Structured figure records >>
--------------------

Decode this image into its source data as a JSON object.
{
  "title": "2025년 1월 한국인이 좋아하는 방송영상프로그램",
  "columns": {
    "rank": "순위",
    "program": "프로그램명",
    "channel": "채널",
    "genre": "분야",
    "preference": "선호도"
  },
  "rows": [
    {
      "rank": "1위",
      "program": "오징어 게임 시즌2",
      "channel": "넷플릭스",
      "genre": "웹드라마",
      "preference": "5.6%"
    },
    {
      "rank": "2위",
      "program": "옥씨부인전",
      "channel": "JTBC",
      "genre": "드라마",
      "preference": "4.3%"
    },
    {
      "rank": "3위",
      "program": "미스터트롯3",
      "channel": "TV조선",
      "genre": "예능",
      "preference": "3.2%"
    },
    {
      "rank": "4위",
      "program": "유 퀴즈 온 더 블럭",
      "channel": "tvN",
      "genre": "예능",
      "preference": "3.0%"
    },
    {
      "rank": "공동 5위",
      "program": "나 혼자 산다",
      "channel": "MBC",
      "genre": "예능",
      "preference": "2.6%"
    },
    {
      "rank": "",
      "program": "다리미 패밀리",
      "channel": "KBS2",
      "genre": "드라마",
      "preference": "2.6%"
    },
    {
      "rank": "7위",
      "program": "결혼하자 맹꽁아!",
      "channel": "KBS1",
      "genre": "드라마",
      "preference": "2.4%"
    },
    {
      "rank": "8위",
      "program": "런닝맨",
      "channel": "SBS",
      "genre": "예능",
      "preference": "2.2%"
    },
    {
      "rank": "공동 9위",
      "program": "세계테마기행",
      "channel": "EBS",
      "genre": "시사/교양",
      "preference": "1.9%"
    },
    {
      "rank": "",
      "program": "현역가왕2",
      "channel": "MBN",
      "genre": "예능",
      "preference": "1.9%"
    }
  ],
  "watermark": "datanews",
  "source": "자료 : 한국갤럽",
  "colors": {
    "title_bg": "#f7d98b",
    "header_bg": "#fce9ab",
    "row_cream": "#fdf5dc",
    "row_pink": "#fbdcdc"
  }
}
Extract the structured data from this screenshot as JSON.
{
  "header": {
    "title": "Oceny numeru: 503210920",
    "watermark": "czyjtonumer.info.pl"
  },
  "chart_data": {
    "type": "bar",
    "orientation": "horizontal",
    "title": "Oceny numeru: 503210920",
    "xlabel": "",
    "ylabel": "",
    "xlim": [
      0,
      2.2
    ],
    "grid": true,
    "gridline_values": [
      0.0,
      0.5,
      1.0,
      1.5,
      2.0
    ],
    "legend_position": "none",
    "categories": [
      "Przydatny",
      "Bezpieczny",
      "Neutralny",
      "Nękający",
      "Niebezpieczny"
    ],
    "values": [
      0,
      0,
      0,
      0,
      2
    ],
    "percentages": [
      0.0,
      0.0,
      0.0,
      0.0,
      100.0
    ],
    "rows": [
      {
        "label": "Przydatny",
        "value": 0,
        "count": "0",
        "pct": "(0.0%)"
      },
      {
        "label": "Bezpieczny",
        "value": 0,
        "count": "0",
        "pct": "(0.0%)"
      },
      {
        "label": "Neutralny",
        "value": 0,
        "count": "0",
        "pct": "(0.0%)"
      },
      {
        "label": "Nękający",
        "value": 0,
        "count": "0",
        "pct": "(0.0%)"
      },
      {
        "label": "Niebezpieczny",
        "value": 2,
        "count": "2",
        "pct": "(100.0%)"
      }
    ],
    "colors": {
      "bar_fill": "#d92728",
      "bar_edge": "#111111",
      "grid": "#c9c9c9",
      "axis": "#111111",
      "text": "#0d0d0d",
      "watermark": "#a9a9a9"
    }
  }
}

--------------------

YOUR OBJECTIVE >> From the entries above, pull out each line that includes "Niebezpieczny".

PROBLEM SOLUTION >>
      "Niebezpieczny"
        "label": "Niebezpieczny",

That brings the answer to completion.